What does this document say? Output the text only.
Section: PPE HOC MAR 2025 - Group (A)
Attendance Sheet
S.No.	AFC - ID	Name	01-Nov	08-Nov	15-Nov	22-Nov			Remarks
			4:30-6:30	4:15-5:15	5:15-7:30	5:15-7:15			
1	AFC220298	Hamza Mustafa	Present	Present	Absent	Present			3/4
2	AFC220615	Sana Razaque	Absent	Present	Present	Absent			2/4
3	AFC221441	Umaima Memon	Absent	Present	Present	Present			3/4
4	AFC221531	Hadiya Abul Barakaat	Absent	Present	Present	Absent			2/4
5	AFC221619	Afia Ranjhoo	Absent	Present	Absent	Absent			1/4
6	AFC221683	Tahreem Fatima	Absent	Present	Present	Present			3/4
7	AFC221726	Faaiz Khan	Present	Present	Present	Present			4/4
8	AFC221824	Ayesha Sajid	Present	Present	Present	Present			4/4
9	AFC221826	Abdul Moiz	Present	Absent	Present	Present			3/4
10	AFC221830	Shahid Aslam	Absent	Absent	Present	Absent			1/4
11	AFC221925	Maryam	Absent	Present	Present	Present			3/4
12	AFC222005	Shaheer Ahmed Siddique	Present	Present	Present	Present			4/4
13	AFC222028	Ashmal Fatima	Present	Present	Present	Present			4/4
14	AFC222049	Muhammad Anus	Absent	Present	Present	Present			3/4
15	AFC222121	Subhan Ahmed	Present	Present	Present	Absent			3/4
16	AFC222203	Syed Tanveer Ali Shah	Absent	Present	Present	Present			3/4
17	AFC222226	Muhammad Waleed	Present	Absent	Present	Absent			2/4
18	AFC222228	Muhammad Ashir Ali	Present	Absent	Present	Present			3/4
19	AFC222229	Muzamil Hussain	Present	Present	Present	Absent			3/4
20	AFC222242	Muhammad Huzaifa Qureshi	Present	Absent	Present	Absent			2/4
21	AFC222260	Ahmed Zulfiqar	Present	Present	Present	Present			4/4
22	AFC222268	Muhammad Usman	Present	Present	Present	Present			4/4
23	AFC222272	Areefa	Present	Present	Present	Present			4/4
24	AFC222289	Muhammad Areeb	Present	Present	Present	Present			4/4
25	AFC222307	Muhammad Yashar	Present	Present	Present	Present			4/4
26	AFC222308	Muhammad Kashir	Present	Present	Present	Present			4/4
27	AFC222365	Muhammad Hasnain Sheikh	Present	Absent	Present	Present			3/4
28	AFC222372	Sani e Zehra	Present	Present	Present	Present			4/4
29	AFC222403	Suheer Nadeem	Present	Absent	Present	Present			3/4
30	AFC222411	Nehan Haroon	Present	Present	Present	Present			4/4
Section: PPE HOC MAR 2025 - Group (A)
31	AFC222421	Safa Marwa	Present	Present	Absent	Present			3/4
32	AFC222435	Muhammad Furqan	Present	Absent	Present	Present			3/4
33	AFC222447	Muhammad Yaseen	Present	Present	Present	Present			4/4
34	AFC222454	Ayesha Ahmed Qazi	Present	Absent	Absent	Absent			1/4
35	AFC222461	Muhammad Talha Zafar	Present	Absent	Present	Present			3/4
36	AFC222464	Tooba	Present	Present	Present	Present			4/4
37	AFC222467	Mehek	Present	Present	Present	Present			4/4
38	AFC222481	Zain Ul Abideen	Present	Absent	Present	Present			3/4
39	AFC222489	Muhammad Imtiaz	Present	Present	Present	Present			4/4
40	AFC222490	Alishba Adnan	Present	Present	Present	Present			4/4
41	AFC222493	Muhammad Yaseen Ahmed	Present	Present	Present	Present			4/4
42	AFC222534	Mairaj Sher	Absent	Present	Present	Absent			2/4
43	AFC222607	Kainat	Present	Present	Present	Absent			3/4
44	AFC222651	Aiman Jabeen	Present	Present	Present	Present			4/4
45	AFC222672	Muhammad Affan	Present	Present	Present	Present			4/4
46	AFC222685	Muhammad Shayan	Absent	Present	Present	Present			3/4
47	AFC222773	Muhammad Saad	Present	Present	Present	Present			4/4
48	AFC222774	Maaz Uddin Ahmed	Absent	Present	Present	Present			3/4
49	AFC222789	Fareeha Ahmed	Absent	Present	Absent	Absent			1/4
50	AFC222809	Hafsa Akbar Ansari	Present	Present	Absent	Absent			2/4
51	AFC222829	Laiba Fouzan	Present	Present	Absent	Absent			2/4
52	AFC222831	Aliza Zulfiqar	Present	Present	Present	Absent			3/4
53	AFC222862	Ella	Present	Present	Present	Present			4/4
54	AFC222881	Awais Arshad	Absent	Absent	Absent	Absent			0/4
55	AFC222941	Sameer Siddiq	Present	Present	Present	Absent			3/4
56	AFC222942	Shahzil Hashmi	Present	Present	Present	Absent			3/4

# # #

Copy out all lines where the word "Ayesha" appears.

# Task response
8	AFC221824	Ayesha Sajid	Present	Present	Present	Present			4/4
34	AFC222454	Ayesha Ahmed Qazi	Present	Absent	Absent	Absent			1/4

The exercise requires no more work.